(Your goal) Work out how many lines in the data hold the word "document", and reply with that number only.

(Records from a data collection)
>> START

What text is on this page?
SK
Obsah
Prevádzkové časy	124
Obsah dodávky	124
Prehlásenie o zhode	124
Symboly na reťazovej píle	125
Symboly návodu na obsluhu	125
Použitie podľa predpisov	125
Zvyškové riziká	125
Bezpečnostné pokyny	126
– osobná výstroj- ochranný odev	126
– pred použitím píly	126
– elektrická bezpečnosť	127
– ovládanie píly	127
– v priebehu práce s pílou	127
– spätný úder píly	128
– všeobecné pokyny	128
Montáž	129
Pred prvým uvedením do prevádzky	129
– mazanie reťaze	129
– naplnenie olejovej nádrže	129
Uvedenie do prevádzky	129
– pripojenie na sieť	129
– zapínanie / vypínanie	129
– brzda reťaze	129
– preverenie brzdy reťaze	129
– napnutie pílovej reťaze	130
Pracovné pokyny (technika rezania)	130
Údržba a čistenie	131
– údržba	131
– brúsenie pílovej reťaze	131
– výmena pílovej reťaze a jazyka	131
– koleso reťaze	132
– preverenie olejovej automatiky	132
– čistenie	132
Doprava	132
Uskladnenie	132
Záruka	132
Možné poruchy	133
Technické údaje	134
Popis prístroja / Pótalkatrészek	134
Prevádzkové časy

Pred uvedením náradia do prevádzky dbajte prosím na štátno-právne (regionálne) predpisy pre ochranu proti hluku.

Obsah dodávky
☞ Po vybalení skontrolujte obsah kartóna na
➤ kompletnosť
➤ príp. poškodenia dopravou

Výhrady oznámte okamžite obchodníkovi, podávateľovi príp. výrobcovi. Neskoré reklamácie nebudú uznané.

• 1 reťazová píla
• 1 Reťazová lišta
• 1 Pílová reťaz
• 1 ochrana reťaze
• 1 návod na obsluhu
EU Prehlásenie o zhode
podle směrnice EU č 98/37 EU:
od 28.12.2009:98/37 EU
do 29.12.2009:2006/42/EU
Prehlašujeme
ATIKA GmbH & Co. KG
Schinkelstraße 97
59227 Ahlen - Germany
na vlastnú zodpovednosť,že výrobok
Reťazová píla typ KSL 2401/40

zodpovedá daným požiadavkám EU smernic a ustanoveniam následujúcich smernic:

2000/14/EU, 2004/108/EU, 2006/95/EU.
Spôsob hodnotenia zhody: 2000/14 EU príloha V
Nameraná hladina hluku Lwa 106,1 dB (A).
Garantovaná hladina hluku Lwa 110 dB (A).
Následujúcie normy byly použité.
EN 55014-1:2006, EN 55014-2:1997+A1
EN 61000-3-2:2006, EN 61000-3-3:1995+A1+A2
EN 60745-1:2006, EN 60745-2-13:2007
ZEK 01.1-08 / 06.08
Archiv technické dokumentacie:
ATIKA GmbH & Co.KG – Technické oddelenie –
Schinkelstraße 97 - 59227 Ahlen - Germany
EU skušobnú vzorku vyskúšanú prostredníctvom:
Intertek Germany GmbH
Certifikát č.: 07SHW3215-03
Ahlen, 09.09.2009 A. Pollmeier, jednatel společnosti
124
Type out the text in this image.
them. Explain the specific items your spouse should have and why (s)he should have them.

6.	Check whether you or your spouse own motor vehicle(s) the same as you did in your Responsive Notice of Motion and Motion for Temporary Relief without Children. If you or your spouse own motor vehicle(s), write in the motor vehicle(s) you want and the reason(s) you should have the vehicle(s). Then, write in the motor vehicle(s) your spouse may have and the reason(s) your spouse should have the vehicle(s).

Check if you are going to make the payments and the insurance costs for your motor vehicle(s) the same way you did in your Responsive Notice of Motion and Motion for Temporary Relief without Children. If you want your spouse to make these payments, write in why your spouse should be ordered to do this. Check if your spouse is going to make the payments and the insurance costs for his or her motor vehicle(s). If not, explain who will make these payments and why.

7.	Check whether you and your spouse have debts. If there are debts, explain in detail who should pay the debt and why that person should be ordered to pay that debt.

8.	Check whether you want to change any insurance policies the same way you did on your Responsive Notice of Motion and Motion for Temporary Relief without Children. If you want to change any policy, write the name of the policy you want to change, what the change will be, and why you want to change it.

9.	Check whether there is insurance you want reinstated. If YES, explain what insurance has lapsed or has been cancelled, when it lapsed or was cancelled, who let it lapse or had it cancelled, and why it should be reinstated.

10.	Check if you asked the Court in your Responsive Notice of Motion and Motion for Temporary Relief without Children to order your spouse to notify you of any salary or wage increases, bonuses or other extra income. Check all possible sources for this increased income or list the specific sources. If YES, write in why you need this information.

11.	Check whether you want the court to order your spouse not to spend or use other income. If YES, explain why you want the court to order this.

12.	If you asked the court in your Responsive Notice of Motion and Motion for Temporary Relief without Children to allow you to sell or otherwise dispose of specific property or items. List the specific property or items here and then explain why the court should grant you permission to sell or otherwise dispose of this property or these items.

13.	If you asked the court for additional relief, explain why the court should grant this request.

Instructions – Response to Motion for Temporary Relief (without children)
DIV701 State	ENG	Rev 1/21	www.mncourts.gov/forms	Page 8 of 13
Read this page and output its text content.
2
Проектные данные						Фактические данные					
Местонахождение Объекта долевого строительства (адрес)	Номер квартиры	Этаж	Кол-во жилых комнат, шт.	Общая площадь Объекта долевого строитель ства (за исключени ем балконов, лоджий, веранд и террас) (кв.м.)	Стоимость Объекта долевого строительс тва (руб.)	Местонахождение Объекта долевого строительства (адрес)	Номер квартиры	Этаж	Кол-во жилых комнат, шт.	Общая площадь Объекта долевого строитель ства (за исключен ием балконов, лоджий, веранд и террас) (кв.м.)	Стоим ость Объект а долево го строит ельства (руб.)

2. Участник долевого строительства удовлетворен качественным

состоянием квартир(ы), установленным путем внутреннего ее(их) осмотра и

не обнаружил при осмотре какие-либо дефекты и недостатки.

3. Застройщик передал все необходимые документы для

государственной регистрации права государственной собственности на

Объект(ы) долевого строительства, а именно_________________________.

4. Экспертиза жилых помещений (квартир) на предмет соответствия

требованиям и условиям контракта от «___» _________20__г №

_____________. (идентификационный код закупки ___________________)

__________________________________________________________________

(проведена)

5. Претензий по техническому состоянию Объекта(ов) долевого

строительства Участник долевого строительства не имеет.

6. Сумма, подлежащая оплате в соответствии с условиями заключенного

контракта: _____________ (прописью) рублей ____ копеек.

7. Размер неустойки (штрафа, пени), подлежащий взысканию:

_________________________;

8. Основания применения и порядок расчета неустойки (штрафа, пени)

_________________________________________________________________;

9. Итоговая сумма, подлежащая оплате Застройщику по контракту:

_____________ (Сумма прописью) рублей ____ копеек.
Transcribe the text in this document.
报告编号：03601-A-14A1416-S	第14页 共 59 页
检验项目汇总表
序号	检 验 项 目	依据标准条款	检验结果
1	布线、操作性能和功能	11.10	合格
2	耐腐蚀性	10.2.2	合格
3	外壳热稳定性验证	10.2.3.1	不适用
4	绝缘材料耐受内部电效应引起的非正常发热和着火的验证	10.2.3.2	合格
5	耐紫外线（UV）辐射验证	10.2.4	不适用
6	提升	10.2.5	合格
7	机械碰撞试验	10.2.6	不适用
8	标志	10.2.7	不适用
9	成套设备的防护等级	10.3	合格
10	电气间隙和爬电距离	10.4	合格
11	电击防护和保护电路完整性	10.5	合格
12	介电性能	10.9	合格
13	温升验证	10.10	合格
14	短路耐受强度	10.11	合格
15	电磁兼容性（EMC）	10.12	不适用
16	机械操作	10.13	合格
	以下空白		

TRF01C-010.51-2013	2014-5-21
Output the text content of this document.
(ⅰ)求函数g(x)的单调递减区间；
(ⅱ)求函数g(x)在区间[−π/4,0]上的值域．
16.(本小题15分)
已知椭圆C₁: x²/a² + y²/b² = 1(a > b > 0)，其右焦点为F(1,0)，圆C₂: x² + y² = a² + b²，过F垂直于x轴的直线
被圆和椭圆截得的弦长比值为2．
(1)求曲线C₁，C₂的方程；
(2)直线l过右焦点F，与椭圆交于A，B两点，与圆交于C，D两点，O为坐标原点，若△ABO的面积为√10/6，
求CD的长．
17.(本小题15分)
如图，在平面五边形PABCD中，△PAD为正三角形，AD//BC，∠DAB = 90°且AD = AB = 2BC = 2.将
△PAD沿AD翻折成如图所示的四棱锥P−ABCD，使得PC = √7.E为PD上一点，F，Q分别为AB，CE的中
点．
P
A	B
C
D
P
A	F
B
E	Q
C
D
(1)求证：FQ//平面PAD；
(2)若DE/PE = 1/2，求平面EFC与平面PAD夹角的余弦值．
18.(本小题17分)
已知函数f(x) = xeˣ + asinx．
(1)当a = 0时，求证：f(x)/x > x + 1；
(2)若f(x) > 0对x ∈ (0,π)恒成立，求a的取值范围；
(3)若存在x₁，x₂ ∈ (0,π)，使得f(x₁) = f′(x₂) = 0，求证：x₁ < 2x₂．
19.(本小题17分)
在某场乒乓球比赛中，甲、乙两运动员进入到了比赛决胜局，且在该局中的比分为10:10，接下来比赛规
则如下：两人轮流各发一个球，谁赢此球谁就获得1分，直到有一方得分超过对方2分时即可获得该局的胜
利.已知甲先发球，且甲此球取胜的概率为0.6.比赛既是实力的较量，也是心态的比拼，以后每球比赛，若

>> END

(Response below) 2